Task brief: Copy every line of the records below that holds the word "tank".

Exercise material:
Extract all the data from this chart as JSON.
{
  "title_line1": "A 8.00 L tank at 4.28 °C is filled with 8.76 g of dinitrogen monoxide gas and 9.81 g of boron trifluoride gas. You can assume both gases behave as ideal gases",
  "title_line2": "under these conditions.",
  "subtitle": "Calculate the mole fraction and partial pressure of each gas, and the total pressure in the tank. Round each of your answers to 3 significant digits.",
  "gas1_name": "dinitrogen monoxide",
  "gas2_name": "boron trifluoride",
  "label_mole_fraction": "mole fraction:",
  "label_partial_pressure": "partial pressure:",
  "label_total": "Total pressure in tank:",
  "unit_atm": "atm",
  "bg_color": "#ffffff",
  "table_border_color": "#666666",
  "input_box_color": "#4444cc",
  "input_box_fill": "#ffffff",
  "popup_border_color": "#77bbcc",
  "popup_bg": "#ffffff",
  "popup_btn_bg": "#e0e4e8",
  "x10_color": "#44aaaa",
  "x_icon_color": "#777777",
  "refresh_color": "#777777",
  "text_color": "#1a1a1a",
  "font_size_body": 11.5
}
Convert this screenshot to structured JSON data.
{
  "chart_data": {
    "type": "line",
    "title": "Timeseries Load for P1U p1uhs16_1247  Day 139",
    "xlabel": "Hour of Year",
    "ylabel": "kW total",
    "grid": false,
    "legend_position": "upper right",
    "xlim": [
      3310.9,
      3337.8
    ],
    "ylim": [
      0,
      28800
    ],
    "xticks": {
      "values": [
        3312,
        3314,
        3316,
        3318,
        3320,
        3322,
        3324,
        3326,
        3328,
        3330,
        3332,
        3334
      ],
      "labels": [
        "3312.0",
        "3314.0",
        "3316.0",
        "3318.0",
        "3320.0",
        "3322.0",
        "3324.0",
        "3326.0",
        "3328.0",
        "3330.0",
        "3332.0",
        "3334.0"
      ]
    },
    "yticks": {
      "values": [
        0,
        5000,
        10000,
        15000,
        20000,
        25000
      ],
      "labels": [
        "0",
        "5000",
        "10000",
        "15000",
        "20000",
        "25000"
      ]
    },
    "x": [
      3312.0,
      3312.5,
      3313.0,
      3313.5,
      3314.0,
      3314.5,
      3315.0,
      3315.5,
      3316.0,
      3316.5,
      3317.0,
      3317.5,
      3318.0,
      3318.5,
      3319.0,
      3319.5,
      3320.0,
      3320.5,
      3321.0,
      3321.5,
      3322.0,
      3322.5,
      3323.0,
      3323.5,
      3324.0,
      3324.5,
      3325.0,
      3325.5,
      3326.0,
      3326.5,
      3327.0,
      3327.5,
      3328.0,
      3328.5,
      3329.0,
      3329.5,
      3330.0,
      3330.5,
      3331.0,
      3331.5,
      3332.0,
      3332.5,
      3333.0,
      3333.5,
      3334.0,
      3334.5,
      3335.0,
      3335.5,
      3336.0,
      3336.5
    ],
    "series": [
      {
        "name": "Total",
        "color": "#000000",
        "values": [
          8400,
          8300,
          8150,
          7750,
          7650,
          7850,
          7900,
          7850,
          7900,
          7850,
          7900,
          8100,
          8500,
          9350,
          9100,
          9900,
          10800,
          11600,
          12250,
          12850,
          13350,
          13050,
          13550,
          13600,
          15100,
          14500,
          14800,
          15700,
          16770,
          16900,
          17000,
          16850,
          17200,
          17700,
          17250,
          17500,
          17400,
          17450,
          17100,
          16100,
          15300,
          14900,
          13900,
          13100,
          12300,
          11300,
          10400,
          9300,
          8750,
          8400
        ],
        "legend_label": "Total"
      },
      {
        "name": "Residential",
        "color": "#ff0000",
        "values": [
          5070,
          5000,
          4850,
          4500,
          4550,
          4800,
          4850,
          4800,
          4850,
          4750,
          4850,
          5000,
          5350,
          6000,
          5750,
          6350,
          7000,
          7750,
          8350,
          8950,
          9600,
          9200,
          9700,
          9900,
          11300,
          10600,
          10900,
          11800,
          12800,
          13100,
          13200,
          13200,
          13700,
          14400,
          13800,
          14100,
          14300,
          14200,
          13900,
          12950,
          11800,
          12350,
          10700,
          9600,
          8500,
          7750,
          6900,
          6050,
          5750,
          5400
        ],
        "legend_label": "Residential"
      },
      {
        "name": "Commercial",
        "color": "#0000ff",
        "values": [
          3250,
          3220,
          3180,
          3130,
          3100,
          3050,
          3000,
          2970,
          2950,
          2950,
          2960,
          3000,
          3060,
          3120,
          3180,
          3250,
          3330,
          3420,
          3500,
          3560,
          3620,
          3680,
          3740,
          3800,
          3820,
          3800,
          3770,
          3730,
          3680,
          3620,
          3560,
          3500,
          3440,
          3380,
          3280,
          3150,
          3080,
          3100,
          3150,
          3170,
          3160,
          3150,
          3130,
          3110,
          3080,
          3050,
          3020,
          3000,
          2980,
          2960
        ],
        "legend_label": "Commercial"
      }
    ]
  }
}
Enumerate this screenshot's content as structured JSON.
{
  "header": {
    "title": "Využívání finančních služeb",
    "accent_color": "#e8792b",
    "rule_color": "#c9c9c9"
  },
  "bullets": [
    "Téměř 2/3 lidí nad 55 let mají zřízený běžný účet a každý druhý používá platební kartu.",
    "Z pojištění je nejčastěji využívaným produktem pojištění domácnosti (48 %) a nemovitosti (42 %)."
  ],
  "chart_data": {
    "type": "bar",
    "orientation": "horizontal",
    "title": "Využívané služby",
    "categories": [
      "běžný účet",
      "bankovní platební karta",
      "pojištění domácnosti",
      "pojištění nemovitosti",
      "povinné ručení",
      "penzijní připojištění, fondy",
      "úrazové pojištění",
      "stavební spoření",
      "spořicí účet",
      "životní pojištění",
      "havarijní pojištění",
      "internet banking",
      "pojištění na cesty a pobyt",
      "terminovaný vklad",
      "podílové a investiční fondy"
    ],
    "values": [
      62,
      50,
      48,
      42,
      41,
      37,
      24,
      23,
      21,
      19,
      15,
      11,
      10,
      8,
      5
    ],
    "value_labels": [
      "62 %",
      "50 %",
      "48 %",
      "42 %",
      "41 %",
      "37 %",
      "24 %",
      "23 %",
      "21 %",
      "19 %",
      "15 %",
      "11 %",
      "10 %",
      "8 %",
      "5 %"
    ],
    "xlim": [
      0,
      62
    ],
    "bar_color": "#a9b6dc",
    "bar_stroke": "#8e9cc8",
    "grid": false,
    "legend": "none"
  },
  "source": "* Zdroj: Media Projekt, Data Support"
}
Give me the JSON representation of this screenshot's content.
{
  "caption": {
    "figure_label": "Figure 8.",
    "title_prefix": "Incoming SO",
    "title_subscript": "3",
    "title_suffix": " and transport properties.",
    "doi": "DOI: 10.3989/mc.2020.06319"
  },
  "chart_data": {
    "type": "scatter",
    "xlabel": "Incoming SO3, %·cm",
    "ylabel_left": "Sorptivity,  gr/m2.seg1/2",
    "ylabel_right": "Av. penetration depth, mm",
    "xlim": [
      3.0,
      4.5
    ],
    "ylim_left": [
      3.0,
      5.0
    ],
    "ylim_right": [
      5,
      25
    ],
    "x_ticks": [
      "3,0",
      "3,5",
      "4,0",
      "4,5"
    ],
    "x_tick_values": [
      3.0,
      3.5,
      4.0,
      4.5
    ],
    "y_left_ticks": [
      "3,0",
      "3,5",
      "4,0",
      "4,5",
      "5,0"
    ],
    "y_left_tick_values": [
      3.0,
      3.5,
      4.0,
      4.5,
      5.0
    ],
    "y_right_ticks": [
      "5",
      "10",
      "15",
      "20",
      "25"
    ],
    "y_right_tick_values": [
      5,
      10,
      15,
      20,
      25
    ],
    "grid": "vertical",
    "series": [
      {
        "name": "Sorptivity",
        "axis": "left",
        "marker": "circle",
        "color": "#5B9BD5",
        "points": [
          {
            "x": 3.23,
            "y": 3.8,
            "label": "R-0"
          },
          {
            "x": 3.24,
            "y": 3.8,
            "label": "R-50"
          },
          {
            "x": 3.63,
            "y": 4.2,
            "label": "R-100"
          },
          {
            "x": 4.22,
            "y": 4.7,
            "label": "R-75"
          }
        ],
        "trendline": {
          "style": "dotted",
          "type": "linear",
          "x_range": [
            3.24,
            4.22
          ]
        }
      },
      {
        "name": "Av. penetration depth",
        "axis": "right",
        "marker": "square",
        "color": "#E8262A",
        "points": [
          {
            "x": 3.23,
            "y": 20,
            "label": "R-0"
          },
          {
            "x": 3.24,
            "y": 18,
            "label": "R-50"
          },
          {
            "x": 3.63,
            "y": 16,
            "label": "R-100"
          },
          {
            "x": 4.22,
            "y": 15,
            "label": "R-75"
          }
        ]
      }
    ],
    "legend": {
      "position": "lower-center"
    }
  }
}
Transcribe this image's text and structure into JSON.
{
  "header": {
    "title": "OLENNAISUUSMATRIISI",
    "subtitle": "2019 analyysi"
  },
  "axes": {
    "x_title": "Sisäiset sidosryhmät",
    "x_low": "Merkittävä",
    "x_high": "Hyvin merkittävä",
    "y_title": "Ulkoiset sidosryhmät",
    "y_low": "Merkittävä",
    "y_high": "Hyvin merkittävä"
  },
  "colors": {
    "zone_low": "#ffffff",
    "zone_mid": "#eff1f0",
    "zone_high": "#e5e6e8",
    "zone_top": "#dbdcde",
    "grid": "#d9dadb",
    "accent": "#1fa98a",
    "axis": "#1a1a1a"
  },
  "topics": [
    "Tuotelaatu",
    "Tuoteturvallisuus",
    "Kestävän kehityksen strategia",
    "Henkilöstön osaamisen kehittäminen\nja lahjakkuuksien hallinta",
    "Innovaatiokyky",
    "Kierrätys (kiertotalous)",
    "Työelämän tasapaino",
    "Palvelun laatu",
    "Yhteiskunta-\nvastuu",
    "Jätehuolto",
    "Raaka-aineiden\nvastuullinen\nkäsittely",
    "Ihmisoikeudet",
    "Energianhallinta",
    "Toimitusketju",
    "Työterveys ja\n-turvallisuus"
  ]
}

Task answer:
  "title_line1": "A 8.00 L tank at 4.28 °C is filled with 8.76 g of dinitrogen monoxide gas and 9.81 g of boron trifluoride gas. You can assume both gases behave as ideal gases",
  "subtitle": "Calculate the mole fraction and partial pressure of each gas, and the total pressure in the tank. Round each of your answers to 3 significant digits.",
  "label_total": "Total pressure in tank:",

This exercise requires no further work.